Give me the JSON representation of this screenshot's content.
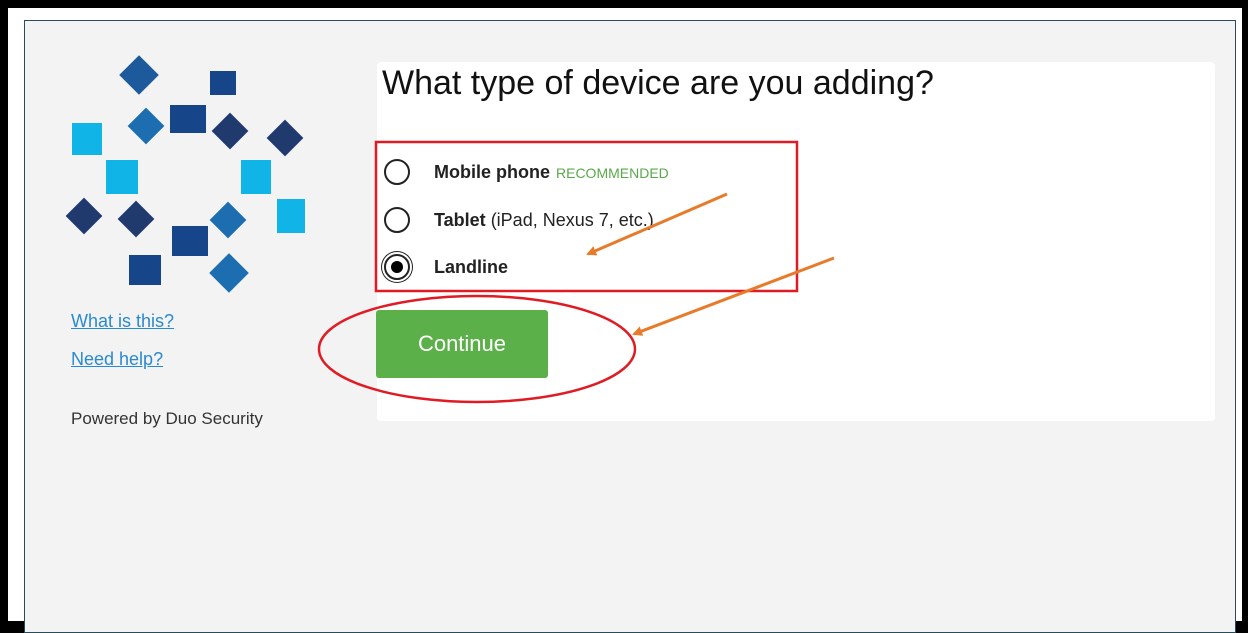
{
  "sidebar": {
    "what_is_this": "What is this?",
    "need_help": "Need help?",
    "powered_by": "Powered by Duo Security"
  },
  "form": {
    "title": "What type of device are you adding?",
    "options": [
      {
        "label": "Mobile phone",
        "note": "RECOMMENDED",
        "checked": false
      },
      {
        "label": "Tablet",
        "note": "(iPad, Nexus 7, etc.)",
        "checked": false
      },
      {
        "label": "Landline",
        "note": "",
        "checked": true
      }
    ],
    "continue_label": "Continue"
  },
  "colors": {
    "accent_green": "#5cb04a",
    "link_blue": "#2a8ad1",
    "annotation_red": "#e01b24",
    "annotation_orange": "#e87b2a"
  }
}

★ ★ ★ ★ ★

DO THIS - Transcribe the listing in full and omit the pictures.

EXERCISE ANSWER -
Give me the JSON representation of this screenshot's content.
{
  "sidebar": {
    "what_is_this": "What is this?",
    "need_help": "Need help?",
    "powered_by": "Powered by Duo Security"
  },
  "form": {
    "title": "What type of device are you adding?",
    "options": [
      {
        "label": "Mobile phone",
        "note": "RECOMMENDED",
        "checked": false
      },
      {
        "label": "Tablet",
        "note": "(iPad, Nexus 7, etc.)",
        "checked": false
      },
      {
        "label": "Landline",
        "note": "",
        "checked": true
      }
    ],
    "continue_label": "Continue"
  },
  "colors": {
    "accent_green": "#5cb04a",
    "link_blue": "#2a8ad1",
    "annotation_red": "#e01b24",
    "annotation_orange": "#e87b2a"
  }
}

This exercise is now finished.